-- Begin Supplied entries --

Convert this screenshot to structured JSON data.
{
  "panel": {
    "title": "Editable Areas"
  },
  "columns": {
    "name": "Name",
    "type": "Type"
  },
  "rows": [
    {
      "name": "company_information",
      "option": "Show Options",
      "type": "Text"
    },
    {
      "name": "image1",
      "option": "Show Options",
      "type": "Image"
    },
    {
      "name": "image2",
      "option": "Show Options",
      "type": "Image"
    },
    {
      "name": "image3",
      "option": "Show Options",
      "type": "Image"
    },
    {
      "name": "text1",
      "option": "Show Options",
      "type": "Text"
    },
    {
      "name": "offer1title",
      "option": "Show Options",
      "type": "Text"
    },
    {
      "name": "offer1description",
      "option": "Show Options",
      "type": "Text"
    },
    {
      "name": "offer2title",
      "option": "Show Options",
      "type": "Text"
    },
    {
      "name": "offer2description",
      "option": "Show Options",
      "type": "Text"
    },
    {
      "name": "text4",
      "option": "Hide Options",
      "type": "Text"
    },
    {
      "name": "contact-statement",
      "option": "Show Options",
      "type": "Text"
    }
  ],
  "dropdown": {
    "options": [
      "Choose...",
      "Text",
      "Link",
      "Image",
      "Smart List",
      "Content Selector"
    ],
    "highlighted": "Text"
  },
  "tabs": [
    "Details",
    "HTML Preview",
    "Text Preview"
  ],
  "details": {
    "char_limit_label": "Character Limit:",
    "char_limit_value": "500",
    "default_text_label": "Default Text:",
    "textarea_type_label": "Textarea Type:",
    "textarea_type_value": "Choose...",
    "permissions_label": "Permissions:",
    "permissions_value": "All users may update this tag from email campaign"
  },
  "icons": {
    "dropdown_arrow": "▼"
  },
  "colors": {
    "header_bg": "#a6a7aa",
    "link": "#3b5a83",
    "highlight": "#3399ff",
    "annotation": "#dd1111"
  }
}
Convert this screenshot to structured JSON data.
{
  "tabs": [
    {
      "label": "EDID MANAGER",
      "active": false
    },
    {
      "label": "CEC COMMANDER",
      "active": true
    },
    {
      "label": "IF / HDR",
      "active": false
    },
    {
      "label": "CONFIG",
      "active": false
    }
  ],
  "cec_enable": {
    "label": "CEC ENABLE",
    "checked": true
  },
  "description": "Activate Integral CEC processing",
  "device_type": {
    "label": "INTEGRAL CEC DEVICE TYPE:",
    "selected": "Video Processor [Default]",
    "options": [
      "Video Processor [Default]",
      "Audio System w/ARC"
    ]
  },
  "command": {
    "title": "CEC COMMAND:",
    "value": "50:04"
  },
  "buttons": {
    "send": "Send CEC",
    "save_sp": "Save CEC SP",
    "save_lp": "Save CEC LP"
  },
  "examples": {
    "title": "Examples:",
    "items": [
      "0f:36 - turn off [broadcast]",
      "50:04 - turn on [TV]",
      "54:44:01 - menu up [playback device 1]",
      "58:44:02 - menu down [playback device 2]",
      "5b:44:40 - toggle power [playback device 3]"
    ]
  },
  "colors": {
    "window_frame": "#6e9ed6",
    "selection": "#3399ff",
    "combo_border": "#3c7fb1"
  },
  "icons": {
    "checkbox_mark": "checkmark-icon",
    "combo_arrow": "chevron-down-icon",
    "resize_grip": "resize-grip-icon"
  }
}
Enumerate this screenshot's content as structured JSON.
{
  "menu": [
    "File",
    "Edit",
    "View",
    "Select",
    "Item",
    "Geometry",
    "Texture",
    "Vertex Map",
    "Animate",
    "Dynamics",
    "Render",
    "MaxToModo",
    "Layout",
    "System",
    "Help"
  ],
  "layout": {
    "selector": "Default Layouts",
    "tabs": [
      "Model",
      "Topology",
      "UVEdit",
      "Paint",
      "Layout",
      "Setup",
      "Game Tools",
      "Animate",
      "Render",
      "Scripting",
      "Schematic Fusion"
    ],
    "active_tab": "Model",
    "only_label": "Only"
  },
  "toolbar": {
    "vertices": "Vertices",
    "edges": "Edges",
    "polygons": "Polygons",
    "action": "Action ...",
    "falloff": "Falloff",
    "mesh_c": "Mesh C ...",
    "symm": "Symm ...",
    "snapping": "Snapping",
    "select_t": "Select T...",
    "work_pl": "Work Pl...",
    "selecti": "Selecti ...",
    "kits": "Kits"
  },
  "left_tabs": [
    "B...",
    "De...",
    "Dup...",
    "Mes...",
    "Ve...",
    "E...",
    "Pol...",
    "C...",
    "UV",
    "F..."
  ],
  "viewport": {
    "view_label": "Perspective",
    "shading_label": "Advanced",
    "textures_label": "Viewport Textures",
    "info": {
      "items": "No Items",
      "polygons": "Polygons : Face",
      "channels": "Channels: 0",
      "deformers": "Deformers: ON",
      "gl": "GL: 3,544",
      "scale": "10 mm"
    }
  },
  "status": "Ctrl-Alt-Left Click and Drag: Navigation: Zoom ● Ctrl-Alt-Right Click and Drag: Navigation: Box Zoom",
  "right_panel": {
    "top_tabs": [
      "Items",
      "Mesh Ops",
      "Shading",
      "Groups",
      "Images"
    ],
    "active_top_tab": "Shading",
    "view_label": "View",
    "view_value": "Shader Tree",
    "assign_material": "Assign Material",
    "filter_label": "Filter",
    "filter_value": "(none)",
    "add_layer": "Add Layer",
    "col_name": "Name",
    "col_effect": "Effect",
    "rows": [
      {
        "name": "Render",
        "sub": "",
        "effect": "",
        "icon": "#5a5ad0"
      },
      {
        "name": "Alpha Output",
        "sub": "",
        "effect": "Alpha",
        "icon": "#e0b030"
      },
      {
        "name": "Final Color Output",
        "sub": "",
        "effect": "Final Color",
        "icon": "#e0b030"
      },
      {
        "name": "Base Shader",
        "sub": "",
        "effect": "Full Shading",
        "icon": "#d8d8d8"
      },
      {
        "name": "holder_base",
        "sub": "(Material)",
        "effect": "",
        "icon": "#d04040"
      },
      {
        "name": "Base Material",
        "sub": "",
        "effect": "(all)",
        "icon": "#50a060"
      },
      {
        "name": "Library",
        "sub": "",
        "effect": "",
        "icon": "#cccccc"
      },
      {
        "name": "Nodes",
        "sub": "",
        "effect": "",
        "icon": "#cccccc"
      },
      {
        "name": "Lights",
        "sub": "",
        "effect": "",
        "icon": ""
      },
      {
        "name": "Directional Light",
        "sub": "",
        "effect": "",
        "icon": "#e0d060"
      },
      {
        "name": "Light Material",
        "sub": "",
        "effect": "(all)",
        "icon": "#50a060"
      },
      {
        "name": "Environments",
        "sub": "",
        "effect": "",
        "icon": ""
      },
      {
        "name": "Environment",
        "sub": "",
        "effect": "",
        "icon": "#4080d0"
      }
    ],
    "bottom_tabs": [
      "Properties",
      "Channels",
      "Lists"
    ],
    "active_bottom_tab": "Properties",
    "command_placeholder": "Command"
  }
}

-- End Supplied entries --

Set task
Every line of the data above should be reproduced word for word.

Solution
Convert this screenshot to structured JSON data.
{
  "panel": {
    "title": "Editable Areas"
  },
  "columns": {
    "name": "Name",
    "type": "Type"
  },
  "rows": [
    {
      "name": "company_information",
      "option": "Show Options",
      "type": "Text"
    },
    {
      "name": "image1",
      "option": "Show Options",
      "type": "Image"
    },
    {
      "name": "image2",
      "option": "Show Options",
      "type": "Image"
    },
    {
      "name": "image3",
      "option": "Show Options",
      "type": "Image"
    },
    {
      "name": "text1",
      "option": "Show Options",
      "type": "Text"
    },
    {
      "name": "offer1title",
      "option": "Show Options",
      "type": "Text"
    },
    {
      "name": "offer1description",
      "option": "Show Options",
      "type": "Text"
    },
    {
      "name": "offer2title",
      "option": "Show Options",
      "type": "Text"
    },
    {
      "name": "offer2description",
      "option": "Show Options",
      "type": "Text"
    },
    {
      "name": "text4",
      "option": "Hide Options",
      "type": "Text"
    },
    {
      "name": "contact-statement",
      "option": "Show Options",
      "type": "Text"
    }
  ],
  "dropdown": {
    "options": [
      "Choose...",
      "Text",
      "Link",
      "Image",
      "Smart List",
      "Content Selector"
    ],
    "highlighted": "Text"
  },
  "tabs": [
    "Details",
    "HTML Preview",
    "Text Preview"
  ],
  "details": {
    "char_limit_label": "Character Limit:",
    "char_limit_value": "500",
    "default_text_label": "Default Text:",
    "textarea_type_label": "Textarea Type:",
    "textarea_type_value": "Choose...",
    "permissions_label": "Permissions:",
    "permissions_value": "All users may update this tag from email campaign"
  },
  "icons": {
    "dropdown_arrow": "▼"
  },
  "colors": {
    "header_bg": "#a6a7aa",
    "link": "#3b5a83",
    "highlight": "#3399ff",
    "annotation": "#dd1111"
  }
}
Convert this screenshot to structured JSON data.
{
  "tabs": [
    {
      "label": "EDID MANAGER",
      "active": false
    },
    {
      "label": "CEC COMMANDER",
      "active": true
    },
    {
      "label": "IF / HDR",
      "active": false
    },
    {
      "label": "CONFIG",
      "active": false
    }
  ],
  "cec_enable": {
    "label": "CEC ENABLE",
    "checked": true
  },
  "description": "Activate Integral CEC processing",
  "device_type": {
    "label": "INTEGRAL CEC DEVICE TYPE:",
    "selected": "Video Processor [Default]",
    "options": [
      "Video Processor [Default]",
      "Audio System w/ARC"
    ]
  },
  "command": {
    "title": "CEC COMMAND:",
    "value": "50:04"
  },
  "buttons": {
    "send": "Send CEC",
    "save_sp": "Save CEC SP",
    "save_lp": "Save CEC LP"
  },
  "examples": {
    "title": "Examples:",
    "items": [
      "0f:36 - turn off [broadcast]",
      "50:04 - turn on [TV]",
      "54:44:01 - menu up [playback device 1]",
      "58:44:02 - menu down [playback device 2]",
      "5b:44:40 - toggle power [playback device 3]"
    ]
  },
  "colors": {
    "window_frame": "#6e9ed6",
    "selection": "#3399ff",
    "combo_border": "#3c7fb1"
  },
  "icons": {
    "checkbox_mark": "checkmark-icon",
    "combo_arrow": "chevron-down-icon",
    "resize_grip": "resize-grip-icon"
  }
}
Enumerate this screenshot's content as structured JSON.
{
  "menu": [
    "File",
    "Edit",
    "View",
    "Select",
    "Item",
    "Geometry",
    "Texture",
    "Vertex Map",
    "Animate",
    "Dynamics",
    "Render",
    "MaxToModo",
    "Layout",
    "System",
    "Help"
  ],
  "layout": {
    "selector": "Default Layouts",
    "tabs": [
      "Model",
      "Topology",
      "UVEdit",
      "Paint",
      "Layout",
      "Setup",
      "Game Tools",
      "Animate",
      "Render",
      "Scripting",
      "Schematic Fusion"
    ],
    "active_tab": "Model",
    "only_label": "Only"
  },
  "toolbar": {
    "vertices": "Vertices",
    "edges": "Edges",
    "polygons": "Polygons",
    "action": "Action ...",
    "falloff": "Falloff",
    "mesh_c": "Mesh C ...",
    "symm": "Symm ...",
    "snapping": "Snapping",
    "select_t": "Select T...",
    "work_pl": "Work Pl...",
    "selecti": "Selecti ...",
    "kits": "Kits"
  },
  "left_tabs": [
    "B...",
    "De...",
    "Dup...",
    "Mes...",
    "Ve...",
    "E...",
    "Pol...",
    "C...",
    "UV",
    "F..."
  ],
  "viewport": {
    "view_label": "Perspective",
    "shading_label": "Advanced",
    "textures_label": "Viewport Textures",
    "info": {
      "items": "No Items",
      "polygons": "Polygons : Face",
      "channels": "Channels: 0",
      "deformers": "Deformers: ON",
      "gl": "GL: 3,544",
      "scale": "10 mm"
    }
  },
  "status": "Ctrl-Alt-Left Click and Drag: Navigation: Zoom ● Ctrl-Alt-Right Click and Drag: Navigation: Box Zoom",
  "right_panel": {
    "top_tabs": [
      "Items",
      "Mesh Ops",
      "Shading",
      "Groups",
      "Images"
    ],
    "active_top_tab": "Shading",
    "view_label": "View",
    "view_value": "Shader Tree",
    "assign_material": "Assign Material",
    "filter_label": "Filter",
    "filter_value": "(none)",
    "add_layer": "Add Layer",
    "col_name": "Name",
    "col_effect": "Effect",
    "rows": [
      {
        "name": "Render",
        "sub": "",
        "effect": "",
        "icon": "#5a5ad0"
      },
      {
        "name": "Alpha Output",
        "sub": "",
        "effect": "Alpha",
        "icon": "#e0b030"
      },
      {
        "name": "Final Color Output",
        "sub": "",
        "effect": "Final Color",
        "icon": "#e0b030"
      },
      {
        "name": "Base Shader",
        "sub": "",
        "effect": "Full Shading",
        "icon": "#d8d8d8"
      },
      {
        "name": "holder_base",
        "sub": "(Material)",
        "effect": "",
        "icon": "#d04040"
      },
      {
        "name": "Base Material",
        "sub": "",
        "effect": "(all)",
        "icon": "#50a060"
      },
      {
        "name": "Library",
        "sub": "",
        "effect": "",
        "icon": "#cccccc"
      },
      {
        "name": "Nodes",
        "sub": "",
        "effect": "",
        "icon": "#cccccc"
      },
      {
        "name": "Lights",
        "sub": "",
        "effect": "",
        "icon": ""
      },
      {
        "name": "Directional Light",
        "sub": "",
        "effect": "",
        "icon": "#e0d060"
      },
      {
        "name": "Light Material",
        "sub": "",
        "effect": "(all)",
        "icon": "#50a060"
      },
      {
        "name": "Environments",
        "sub": "",
        "effect": "",
        "icon": ""
      },
      {
        "name": "Environment",
        "sub": "",
        "effect": "",
        "icon": "#4080d0"
      }
    ],
    "bottom_tabs": [
      "Properties",
      "Channels",
      "Lists"
    ],
    "active_bottom_tab": "Properties",
    "command_placeholder": "Command"
  }
}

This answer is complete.